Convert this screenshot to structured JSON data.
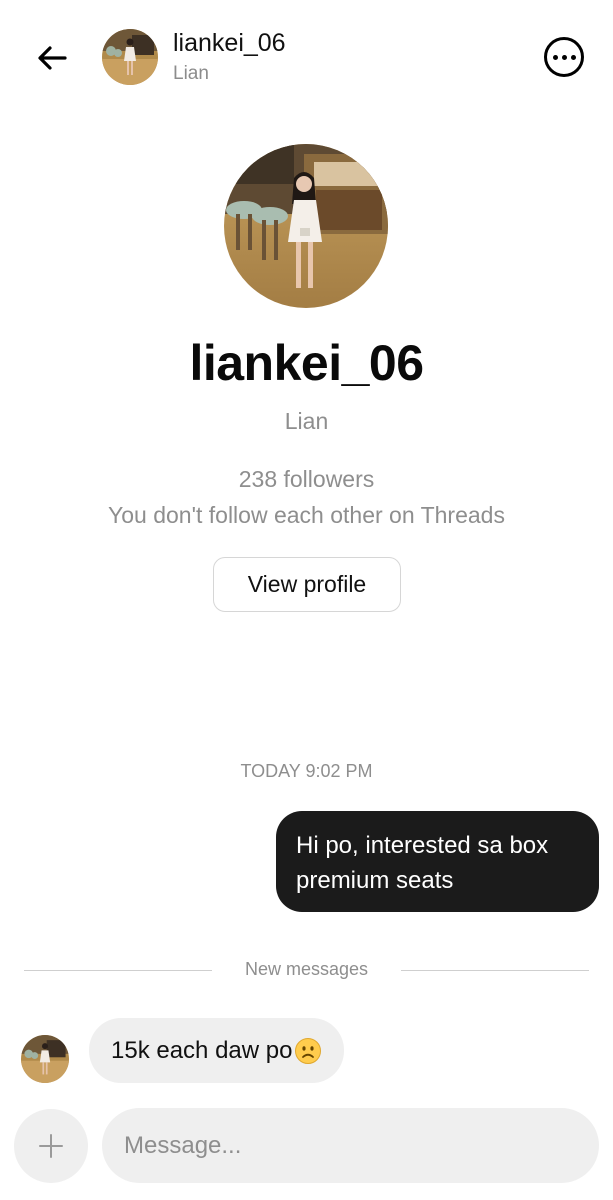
{
  "header": {
    "username": "liankei_06",
    "name": "Lian",
    "back_icon": "arrow-left-icon",
    "more_icon": "more-horizontal-icon"
  },
  "profile": {
    "username": "liankei_06",
    "name": "Lian",
    "followers": "238 followers",
    "relation": "You don't follow each other on Threads",
    "view_profile_label": "View profile"
  },
  "conversation": {
    "timestamp": "TODAY 9:02 PM",
    "outgoing_line1": "Hi po, interested sa box",
    "outgoing_line2": "premium seats",
    "new_messages_label": "New messages",
    "incoming_text": "15k each daw po",
    "incoming_emoji": "frowning-face-emoji"
  },
  "composer": {
    "placeholder": "Message...",
    "add_icon": "plus-icon"
  },
  "colors": {
    "outgoing_bubble": "#1b1b1b",
    "incoming_bubble": "#efefef",
    "secondary_text": "#8e8e8e"
  }
}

— SET TASK —
Without the pictures, repeat all the records word for word.

— RESPONSE —
Convert this screenshot to structured JSON data.
{
  "header": {
    "username": "liankei_06",
    "name": "Lian",
    "back_icon": "arrow-left-icon",
    "more_icon": "more-horizontal-icon"
  },
  "profile": {
    "username": "liankei_06",
    "name": "Lian",
    "followers": "238 followers",
    "relation": "You don't follow each other on Threads",
    "view_profile_label": "View profile"
  },
  "conversation": {
    "timestamp": "TODAY 9:02 PM",
    "outgoing_line1": "Hi po, interested sa box",
    "outgoing_line2": "premium seats",
    "new_messages_label": "New messages",
    "incoming_text": "15k each daw po",
    "incoming_emoji": "frowning-face-emoji"
  },
  "composer": {
    "placeholder": "Message...",
    "add_icon": "plus-icon"
  },
  "colors": {
    "outgoing_bubble": "#1b1b1b",
    "incoming_bubble": "#efefef",
    "secondary_text": "#8e8e8e"
  }
}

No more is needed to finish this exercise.